> [What you will do]
Below are the entries; state how many of their lines contain the string "from", and nothing more.

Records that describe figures
§ §

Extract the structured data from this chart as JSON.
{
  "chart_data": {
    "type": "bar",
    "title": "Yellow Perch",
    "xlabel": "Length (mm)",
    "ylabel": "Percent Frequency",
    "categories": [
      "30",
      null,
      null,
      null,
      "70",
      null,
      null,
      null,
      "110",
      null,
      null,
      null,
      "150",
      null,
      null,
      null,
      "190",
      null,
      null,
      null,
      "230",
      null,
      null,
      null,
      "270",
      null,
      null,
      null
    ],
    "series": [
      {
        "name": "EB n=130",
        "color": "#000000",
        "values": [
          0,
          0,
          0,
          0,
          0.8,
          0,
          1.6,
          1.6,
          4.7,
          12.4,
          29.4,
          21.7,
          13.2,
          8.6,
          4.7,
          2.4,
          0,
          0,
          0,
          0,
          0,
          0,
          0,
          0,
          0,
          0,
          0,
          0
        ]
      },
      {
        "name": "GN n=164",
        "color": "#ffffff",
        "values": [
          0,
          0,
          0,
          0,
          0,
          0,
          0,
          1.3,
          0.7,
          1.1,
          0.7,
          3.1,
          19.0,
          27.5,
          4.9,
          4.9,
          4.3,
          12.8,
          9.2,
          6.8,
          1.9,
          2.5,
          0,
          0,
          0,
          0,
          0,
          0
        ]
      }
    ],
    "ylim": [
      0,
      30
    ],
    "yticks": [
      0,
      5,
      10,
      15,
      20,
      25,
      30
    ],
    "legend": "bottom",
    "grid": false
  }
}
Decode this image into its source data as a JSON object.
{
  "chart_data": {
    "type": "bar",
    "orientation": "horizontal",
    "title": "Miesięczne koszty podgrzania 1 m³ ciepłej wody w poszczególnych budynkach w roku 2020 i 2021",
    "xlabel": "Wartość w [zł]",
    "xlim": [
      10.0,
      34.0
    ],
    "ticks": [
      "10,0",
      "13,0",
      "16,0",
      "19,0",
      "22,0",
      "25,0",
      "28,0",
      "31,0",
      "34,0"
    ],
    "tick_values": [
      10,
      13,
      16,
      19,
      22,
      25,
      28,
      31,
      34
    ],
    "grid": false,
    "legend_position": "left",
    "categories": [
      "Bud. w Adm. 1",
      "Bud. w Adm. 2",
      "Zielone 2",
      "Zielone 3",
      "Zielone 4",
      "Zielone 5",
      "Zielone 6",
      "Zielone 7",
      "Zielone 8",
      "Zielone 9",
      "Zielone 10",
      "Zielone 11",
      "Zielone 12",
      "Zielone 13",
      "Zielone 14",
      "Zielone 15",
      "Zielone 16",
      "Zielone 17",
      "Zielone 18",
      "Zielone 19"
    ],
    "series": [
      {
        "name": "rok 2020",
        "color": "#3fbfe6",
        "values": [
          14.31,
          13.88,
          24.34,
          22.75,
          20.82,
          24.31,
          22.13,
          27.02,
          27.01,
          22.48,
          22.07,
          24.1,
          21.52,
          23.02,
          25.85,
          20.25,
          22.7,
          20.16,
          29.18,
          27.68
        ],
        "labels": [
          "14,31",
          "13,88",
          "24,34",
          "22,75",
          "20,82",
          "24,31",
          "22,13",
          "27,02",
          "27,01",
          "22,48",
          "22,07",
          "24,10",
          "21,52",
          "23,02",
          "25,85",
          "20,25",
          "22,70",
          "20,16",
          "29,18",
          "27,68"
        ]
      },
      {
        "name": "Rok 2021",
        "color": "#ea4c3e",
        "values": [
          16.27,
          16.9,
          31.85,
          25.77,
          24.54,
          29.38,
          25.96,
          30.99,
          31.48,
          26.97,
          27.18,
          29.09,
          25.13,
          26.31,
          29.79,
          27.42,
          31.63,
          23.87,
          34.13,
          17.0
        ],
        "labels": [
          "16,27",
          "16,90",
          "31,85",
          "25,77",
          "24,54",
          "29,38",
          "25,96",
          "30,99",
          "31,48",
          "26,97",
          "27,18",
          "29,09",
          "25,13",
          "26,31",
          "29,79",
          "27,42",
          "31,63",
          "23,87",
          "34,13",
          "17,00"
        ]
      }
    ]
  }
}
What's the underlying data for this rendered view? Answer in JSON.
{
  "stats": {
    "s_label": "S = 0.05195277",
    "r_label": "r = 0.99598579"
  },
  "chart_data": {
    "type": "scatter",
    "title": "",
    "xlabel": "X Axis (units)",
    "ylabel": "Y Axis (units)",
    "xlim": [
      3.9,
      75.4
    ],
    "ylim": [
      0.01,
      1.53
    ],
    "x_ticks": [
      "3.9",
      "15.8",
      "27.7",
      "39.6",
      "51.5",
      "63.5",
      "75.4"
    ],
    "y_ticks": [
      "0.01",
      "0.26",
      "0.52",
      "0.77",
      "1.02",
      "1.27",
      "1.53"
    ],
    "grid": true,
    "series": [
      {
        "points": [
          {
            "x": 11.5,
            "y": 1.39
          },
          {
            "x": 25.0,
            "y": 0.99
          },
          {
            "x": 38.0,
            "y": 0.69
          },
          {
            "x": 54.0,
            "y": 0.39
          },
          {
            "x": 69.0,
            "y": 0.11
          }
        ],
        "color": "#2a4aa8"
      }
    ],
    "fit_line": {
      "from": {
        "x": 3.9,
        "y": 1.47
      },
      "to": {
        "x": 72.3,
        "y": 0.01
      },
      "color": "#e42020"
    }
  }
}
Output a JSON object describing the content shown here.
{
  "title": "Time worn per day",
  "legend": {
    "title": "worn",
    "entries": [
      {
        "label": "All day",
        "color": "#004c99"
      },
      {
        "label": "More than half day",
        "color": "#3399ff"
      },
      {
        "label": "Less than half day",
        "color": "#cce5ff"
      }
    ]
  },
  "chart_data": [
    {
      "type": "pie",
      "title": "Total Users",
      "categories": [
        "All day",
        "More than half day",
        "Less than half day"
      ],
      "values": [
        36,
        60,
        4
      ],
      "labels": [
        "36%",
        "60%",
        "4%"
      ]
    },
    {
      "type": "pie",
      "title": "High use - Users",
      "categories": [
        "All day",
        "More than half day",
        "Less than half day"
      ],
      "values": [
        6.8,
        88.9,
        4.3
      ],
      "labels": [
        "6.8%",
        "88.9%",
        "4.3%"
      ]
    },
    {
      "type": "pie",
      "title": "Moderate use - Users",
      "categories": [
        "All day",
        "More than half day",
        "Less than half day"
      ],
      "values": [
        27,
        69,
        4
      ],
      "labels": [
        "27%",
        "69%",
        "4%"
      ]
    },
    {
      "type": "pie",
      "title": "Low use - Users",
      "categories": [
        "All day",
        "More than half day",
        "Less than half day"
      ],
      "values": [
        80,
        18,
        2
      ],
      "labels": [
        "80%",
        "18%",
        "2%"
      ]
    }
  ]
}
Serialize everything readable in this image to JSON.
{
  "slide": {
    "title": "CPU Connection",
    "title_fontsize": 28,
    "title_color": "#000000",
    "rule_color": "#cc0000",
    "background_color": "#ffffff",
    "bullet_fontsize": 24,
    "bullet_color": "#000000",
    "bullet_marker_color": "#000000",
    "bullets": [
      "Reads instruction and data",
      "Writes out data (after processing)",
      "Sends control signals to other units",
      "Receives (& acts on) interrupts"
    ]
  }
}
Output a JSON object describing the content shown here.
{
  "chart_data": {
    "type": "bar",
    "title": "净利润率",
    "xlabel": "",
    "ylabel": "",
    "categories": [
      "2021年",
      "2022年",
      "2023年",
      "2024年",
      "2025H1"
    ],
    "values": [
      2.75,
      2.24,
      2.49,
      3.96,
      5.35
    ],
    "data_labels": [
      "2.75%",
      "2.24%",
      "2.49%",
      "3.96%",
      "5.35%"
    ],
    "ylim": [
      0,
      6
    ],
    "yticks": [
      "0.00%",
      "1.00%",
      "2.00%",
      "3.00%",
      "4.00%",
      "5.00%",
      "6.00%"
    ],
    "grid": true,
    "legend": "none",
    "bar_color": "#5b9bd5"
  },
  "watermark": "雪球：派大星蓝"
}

§ §

> [Solution to this problem]
2